Please format all of the material below as a numbered list, leaving out any blank lines and the pictures.

MATERIAL SUPPLIED
************

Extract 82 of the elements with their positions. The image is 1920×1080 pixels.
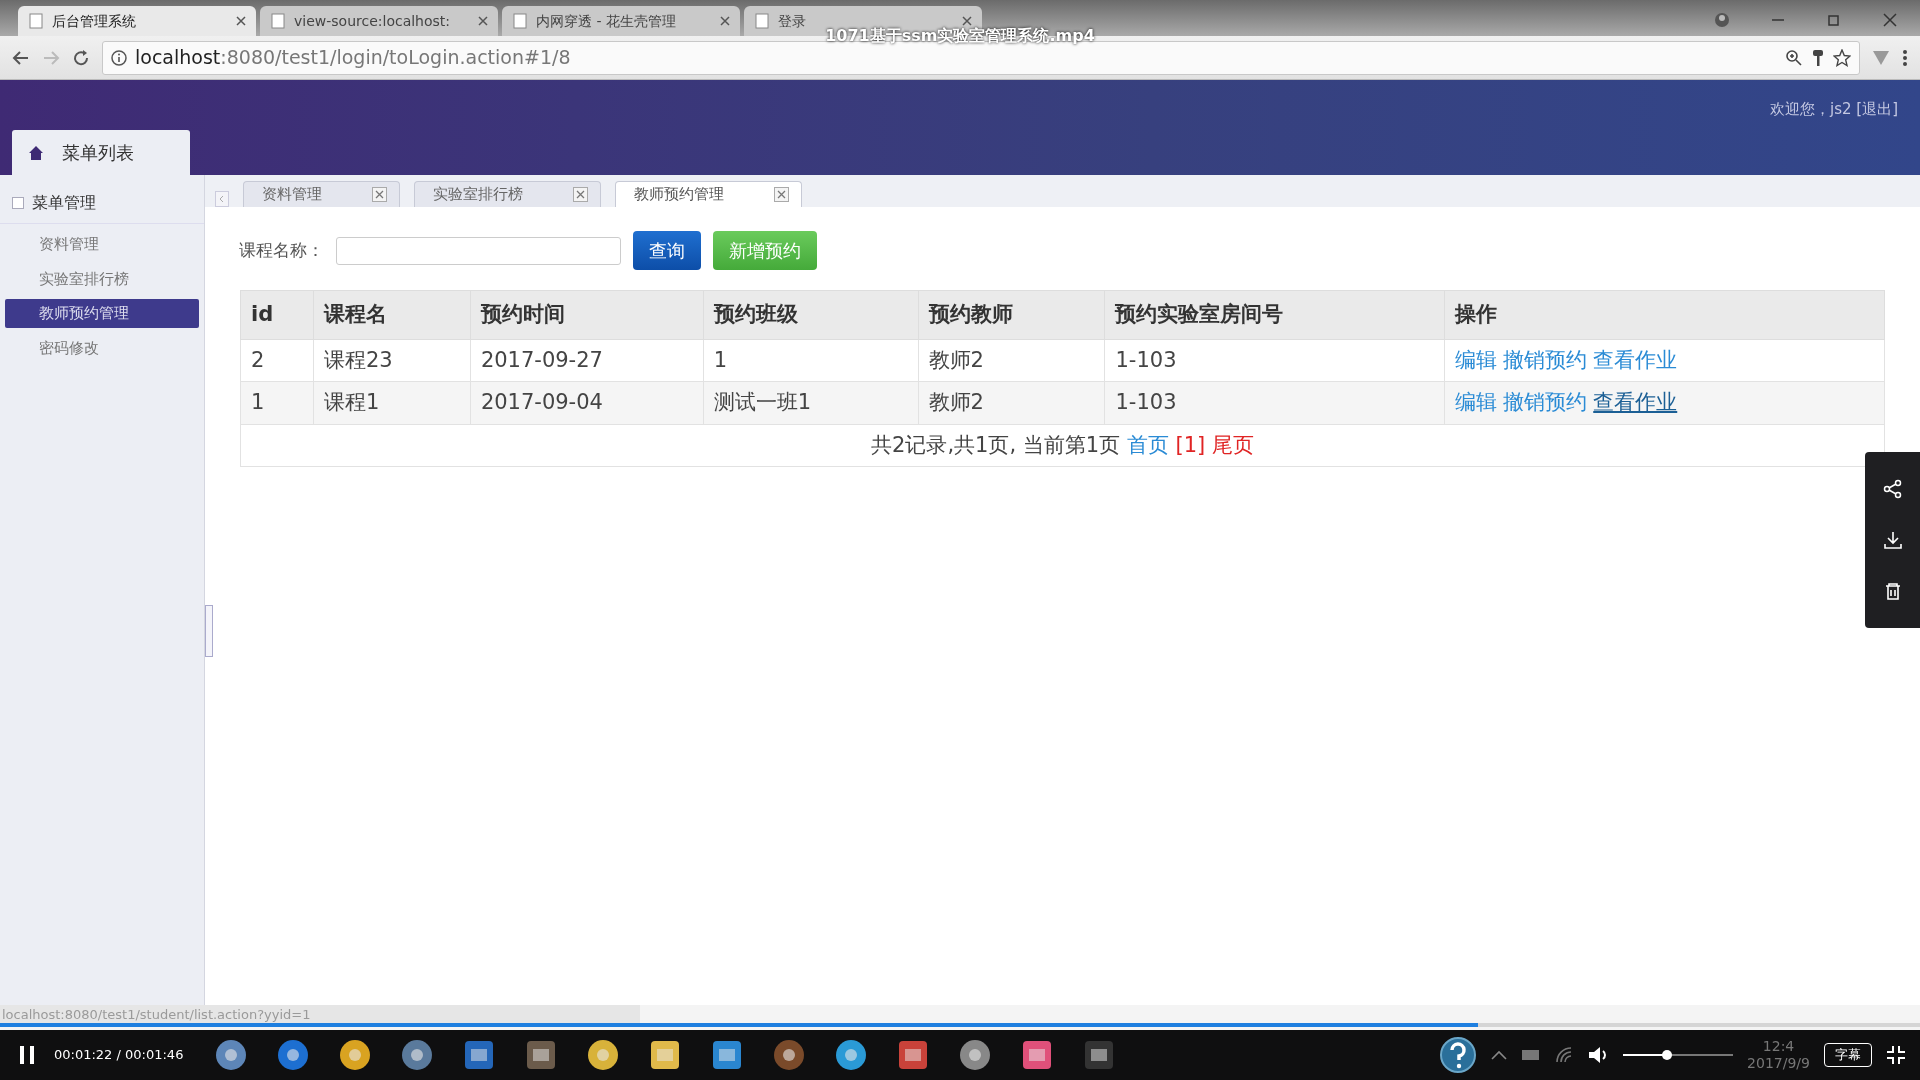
page-summary: 共2记录,共1页, 当前第1页 [871,432,1121,457]
field-label: 课程名称： [239,238,324,262]
column-header: 预约实验室房间号 [1104,290,1445,339]
first-page-link[interactable]: 首页 [1126,432,1169,457]
chevron-up-icon[interactable] [1491,1050,1508,1060]
battery-icon[interactable] [1521,1048,1542,1062]
reload-icon[interactable] [72,48,90,67]
table-cell: 测试一班1 [703,381,919,424]
browser-tab[interactable]: 内网穿透 - 花生壳管理 [502,6,740,36]
search-button[interactable]: 查询 [633,231,701,270]
table-cell: 课程1 [313,381,471,424]
clock-time: 12:4 [1761,1038,1796,1055]
menu-item[interactable]: 教师预约管理 [5,299,199,328]
share-icon[interactable] [1882,479,1903,500]
column-header: id [240,290,314,339]
download-icon[interactable] [1882,530,1903,550]
collapse-handle[interactable] [205,605,213,657]
table-cell: 1-103 [1104,339,1445,382]
progress-track[interactable] [0,1023,1920,1027]
browser-tab[interactable]: view-source:localhost: [260,6,498,36]
menu-item[interactable]: 资料管理 [5,230,199,259]
column-header: 预约时间 [470,290,704,339]
table-cell: 教师2 [918,339,1105,382]
course-name-field[interactable] [336,236,621,265]
column-header: 操作 [1444,290,1885,339]
page-icon [754,13,770,29]
action-link[interactable]: 撤销预约 [1503,347,1588,372]
back-icon[interactable] [12,48,30,67]
table-cell: 1 [703,339,919,382]
table-cell: 2017-09-04 [470,381,704,424]
welcome-text: 欢迎您，js2 [退出] [1770,99,1898,120]
table-cell: 1-103 [1104,381,1445,424]
subtitle-button[interactable]: 字幕 [1824,1043,1872,1067]
page-icon [512,13,528,29]
zoom-icon[interactable] [1785,48,1803,67]
pause-icon[interactable] [18,1045,36,1065]
user-icon[interactable] [1714,12,1730,28]
wifi-icon[interactable] [1555,1047,1574,1063]
playback-time: 00:01:22 / 00:01:46 [54,1046,184,1065]
volume-thumb[interactable] [1662,1050,1673,1060]
close-icon[interactable] [720,16,730,26]
restore-icon[interactable] [1826,12,1842,28]
close-icon[interactable] [1882,12,1898,28]
close-icon[interactable] [962,16,972,26]
more-icon[interactable] [1902,48,1908,67]
column-header: 课程名 [313,290,471,339]
menu-group[interactable]: 菜单管理 [32,191,96,215]
action-link[interactable]: 撤销预约 [1503,390,1588,414]
status-url: localhost:8080/test1/student/list.action?yyid=1 [0,1005,640,1023]
page-tab[interactable]: 资料管理 [243,181,400,207]
action-link[interactable]: 查看作业 [1593,347,1678,372]
last-page-link[interactable]: 尾页 [1211,432,1254,457]
star-icon[interactable] [1833,48,1851,67]
page-tab[interactable]: 教师预约管理 [615,181,802,207]
table-cell: 课程23 [313,339,471,382]
clock-date: 2017/9/9 [1747,1055,1810,1072]
page-icon [28,13,44,29]
exit-fullscreen-icon[interactable] [1886,1045,1906,1065]
current-page: [1] [1175,432,1206,457]
column-header: 预约教师 [918,290,1105,339]
action-link[interactable]: 编辑 [1455,390,1498,414]
close-icon[interactable] [236,16,246,26]
page-icon [270,13,286,29]
action-link[interactable]: 编辑 [1455,347,1498,372]
close-icon[interactable] [372,187,387,202]
info-icon [111,49,127,66]
browser-tab[interactable]: 后台管理系统 [18,6,256,36]
table-cell: 教师2 [918,381,1105,424]
home-icon [28,144,44,161]
table-cell: 2 [240,339,314,382]
table-cell: 1 [240,381,314,424]
menu-item[interactable]: 实验室排行榜 [5,264,199,293]
menu-title: 菜单列表 [62,141,134,165]
help-icon[interactable] [1439,1036,1478,1074]
column-header: 预约班级 [703,290,919,339]
page-tab[interactable]: 实验室排行榜 [414,181,601,207]
close-icon[interactable] [478,16,488,26]
table-cell: 2017-09-27 [470,339,704,382]
close-icon[interactable] [573,187,588,202]
close-icon[interactable] [774,187,789,202]
menu-item[interactable]: 密码修改 [5,333,199,362]
action-link[interactable]: 查看作业 [1593,390,1678,414]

************

FINAL ANSWER
1. Extract 82 of the elements with their positions. The image is 1920×1080 pixels.
2. page-summary: 共2记录,共1页, 当前第1页 [871,432,1121,457]
3. field-label: 课程名称： [239,238,324,262]
4. column-header: 预约实验室房间号 [1104,290,1445,339]
5. first-page-link[interactable]: 首页 [1126,432,1169,457]
6. chevron-up-icon[interactable] [1491,1050,1508,1060]
7. battery-icon[interactable] [1521,1048,1542,1062]
8. reload-icon[interactable] [72,48,90,67]
9. table-cell: 测试一班1 [703,381,919,424]
10. browser-tab[interactable]: 内网穿透 - 花生壳管理 [502,6,740,36]
11. search-button[interactable]: 查询 [633,231,701,270]
12. table-cell: 课程1 [313,381,471,424]
13. clock-time: 12:4 [1761,1038,1796,1055]
14. menu-item[interactable]: 教师预约管理 [5,299,199,328]
15. share-icon[interactable] [1882,479,1903,500]
16. column-header: id [240,290,314,339]
17. download-icon[interactable] [1882,530,1903,550]
18. collapse-handle[interactable] [205,605,213,657]
19. table-cell: 1-103 [1104,339,1445,382]
20. progress-track[interactable] [0,1023,1920,1027]
21. browser-tab[interactable]: view-source:localhost: [260,6,498,36]
22. menu-item[interactable]: 资料管理 [5,230,199,259]
23. column-header: 预约时间 [470,290,704,339]
24. table-cell: 教师2 [918,339,1105,382]
25. course-name-field[interactable] [336,236,621,265]
26. column-header: 操作 [1444,290,1885,339]
27. page-icon [754,13,770,29]
28. action-link[interactable]: 撤销预约 [1503,347,1588,372]
29. back-icon[interactable] [12,48,30,67]
30. table-cell: 1 [703,339,919,382]
31. table-cell: 2017-09-04 [470,381,704,424]
32. welcome-text: 欢迎您，js2 [退出] [1770,99,1898,120]
33. table-cell: 1-103 [1104,381,1445,424]
34. subtitle-button[interactable]: 字幕 [1824,1043,1872,1067]
35. page-icon [512,13,528,29]
36. zoom-icon[interactable] [1785,48,1803,67]
37. pause-icon[interactable] [18,1045,36,1065]
38. user-icon[interactable] [1714,12,1730,28]
39. wifi-icon[interactable] [1555,1047,1574,1063]
40. playback-time: 00:01:22 / 00:01:46 [54,1046,184,1065]
41. volume-thumb[interactable] [1662,1050,1673,1060]
42. close-icon[interactable] [720,16,730,26]
43. restore-icon[interactable] [1826,12,1842,28]
44. close-icon[interactable] [1882,12,1898,28]
45. close-icon[interactable] [962,16,972,26]
46. more-icon[interactable] [1902,48,1908,67]
47. column-header: 课程名 [313,290,471,339]
48. menu-group[interactable]: 菜单管理 [32,191,96,215]
49. action-link[interactable]: 撤销预约 [1503,390,1588,414]
50. status-url: localhost:8080/test1/student/list.action?yyid=1 [0,1005,640,1023]
51. page-tab[interactable]: 资料管理 [243,181,400,207]
52. action-link[interactable]: 查看作业 [1593,347,1678,372]
53. last-page-link[interactable]: 尾页 [1211,432,1254,457]
54. star-icon[interactable] [1833,48,1851,67]
55. page-tab[interactable]: 教师预约管理 [615,181,802,207]
56. table-cell: 课程23 [313,339,471,382]
57. clock-date: 2017/9/9 [1747,1055,1810,1072]
58. page-icon [28,13,44,29]
59. exit-fullscreen-icon[interactable] [1886,1045,1906,1065]
60. current-page: [1] [1175,432,1206,457]
61. column-header: 预约教师 [918,290,1105,339]
62. action-link[interactable]: 编辑 [1455,390,1498,414]
63. close-icon[interactable] [236,16,246,26]
64. page-icon [270,13,286,29]
65. action-link[interactable]: 编辑 [1455,347,1498,372]
66. close-icon[interactable] [372,187,387,202]
67. info-icon [111,49,127,66]
68. browser-tab[interactable]: 后台管理系统 [18,6,256,36]
69. table-cell: 教师2 [918,381,1105,424]
70. home-icon [28,144,44,161]
71. table-cell: 2 [240,339,314,382]
72. table-cell: 1 [240,381,314,424]
73. menu-item[interactable]: 实验室排行榜 [5,264,199,293]
74. menu-title: 菜单列表 [62,141,134,165]
75. help-icon[interactable] [1439,1036,1478,1074]
76. column-header: 预约班级 [703,290,919,339]
77. page-tab[interactable]: 实验室排行榜 [414,181,601,207]
78. close-icon[interactable] [478,16,488,26]
79. table-cell: 2017-09-27 [470,339,704,382]
80. close-icon[interactable] [573,187,588,202]
81. close-icon[interactable] [774,187,789,202]
82. menu-item[interactable]: 密码修改 [5,333,199,362]
83. action-link[interactable]: 查看作业 [1593,390,1678,414]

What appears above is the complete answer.